• What this task involves:
Could you give the data below again, exactly and completely?

=-=-=-=-=

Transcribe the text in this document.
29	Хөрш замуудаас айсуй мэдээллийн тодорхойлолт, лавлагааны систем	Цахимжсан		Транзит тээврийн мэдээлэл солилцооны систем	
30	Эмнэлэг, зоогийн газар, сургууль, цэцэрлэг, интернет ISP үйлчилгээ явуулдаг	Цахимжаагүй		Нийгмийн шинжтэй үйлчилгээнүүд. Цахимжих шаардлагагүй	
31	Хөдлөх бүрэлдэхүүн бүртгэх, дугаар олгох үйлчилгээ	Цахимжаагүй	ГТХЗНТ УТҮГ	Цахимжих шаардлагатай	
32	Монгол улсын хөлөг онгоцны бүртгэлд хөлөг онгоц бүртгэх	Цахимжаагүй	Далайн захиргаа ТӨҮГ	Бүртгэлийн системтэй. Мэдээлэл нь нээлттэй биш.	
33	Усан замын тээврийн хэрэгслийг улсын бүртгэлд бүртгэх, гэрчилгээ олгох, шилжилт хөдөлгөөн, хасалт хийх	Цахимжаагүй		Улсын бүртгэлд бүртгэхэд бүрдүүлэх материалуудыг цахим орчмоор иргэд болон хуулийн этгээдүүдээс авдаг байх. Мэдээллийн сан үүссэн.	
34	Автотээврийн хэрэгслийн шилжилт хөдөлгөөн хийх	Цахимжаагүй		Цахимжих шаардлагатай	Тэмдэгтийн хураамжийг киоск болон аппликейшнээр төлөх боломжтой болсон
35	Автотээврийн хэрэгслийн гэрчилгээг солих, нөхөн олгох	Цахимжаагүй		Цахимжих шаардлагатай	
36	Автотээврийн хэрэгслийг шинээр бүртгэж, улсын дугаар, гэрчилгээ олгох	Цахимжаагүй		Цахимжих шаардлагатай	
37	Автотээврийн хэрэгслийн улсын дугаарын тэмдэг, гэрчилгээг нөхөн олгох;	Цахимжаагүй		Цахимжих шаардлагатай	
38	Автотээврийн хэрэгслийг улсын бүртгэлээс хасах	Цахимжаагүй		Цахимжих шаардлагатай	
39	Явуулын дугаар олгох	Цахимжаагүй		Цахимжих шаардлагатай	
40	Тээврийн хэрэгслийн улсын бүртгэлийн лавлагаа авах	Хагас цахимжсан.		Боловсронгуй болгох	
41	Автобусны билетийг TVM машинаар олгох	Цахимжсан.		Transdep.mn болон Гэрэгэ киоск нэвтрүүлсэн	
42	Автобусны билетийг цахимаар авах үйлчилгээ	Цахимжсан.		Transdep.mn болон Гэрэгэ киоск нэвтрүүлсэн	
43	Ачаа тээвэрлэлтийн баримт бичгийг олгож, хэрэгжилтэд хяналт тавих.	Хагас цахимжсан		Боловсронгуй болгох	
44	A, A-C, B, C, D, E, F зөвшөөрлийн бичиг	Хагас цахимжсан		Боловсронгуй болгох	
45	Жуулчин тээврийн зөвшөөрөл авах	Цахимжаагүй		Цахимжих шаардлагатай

=-=-=-=-=

• Response to this exercise:
Transcribe the text in this document.
29	Хөрш замуудаас айсуй мэдээллийн тодорхойлолт, лавлагааны систем	Цахимжсан		Транзит тээврийн мэдээлэл солилцооны систем	
30	Эмнэлэг, зоогийн газар, сургууль, цэцэрлэг, интернет ISP үйлчилгээ явуулдаг	Цахимжаагүй		Нийгмийн шинжтэй үйлчилгээнүүд. Цахимжих шаардлагагүй	
31	Хөдлөх бүрэлдэхүүн бүртгэх, дугаар олгох үйлчилгээ	Цахимжаагүй	ГТХЗНТ УТҮГ	Цахимжих шаардлагатай	
32	Монгол улсын хөлөг онгоцны бүртгэлд хөлөг онгоц бүртгэх	Цахимжаагүй	Далайн захиргаа ТӨҮГ	Бүртгэлийн системтэй. Мэдээлэл нь нээлттэй биш.	
33	Усан замын тээврийн хэрэгслийг улсын бүртгэлд бүртгэх, гэрчилгээ олгох, шилжилт хөдөлгөөн, хасалт хийх	Цахимжаагүй		Улсын бүртгэлд бүртгэхэд бүрдүүлэх материалуудыг цахим орчмоор иргэд болон хуулийн этгээдүүдээс авдаг байх. Мэдээллийн сан үүссэн.	
34	Автотээврийн хэрэгслийн шилжилт хөдөлгөөн хийх	Цахимжаагүй		Цахимжих шаардлагатай	Тэмдэгтийн хураамжийг киоск болон аппликейшнээр төлөх боломжтой болсон
35	Автотээврийн хэрэгслийн гэрчилгээг солих, нөхөн олгох	Цахимжаагүй		Цахимжих шаардлагатай	
36	Автотээврийн хэрэгслийг шинээр бүртгэж, улсын дугаар, гэрчилгээ олгох	Цахимжаагүй		Цахимжих шаардлагатай	
37	Автотээврийн хэрэгслийн улсын дугаарын тэмдэг, гэрчилгээг нөхөн олгох;	Цахимжаагүй		Цахимжих шаардлагатай	
38	Автотээврийн хэрэгслийг улсын бүртгэлээс хасах	Цахимжаагүй		Цахимжих шаардлагатай	
39	Явуулын дугаар олгох	Цахимжаагүй		Цахимжих шаардлагатай	
40	Тээврийн хэрэгслийн улсын бүртгэлийн лавлагаа авах	Хагас цахимжсан.		Боловсронгуй болгох	
41	Автобусны билетийг TVM машинаар олгох	Цахимжсан.		Transdep.mn болон Гэрэгэ киоск нэвтрүүлсэн	
42	Автобусны билетийг цахимаар авах үйлчилгээ	Цахимжсан.		Transdep.mn болон Гэрэгэ киоск нэвтрүүлсэн	
43	Ачаа тээвэрлэлтийн баримт бичгийг олгож, хэрэгжилтэд хяналт тавих.	Хагас цахимжсан		Боловсронгуй болгох	
44	A, A-C, B, C, D, E, F зөвшөөрлийн бичиг	Хагас цахимжсан		Боловсронгуй болгох	
45	Жуулчин тээврийн зөвшөөрөл авах	Цахимжаагүй		Цахимжих шаардлагатай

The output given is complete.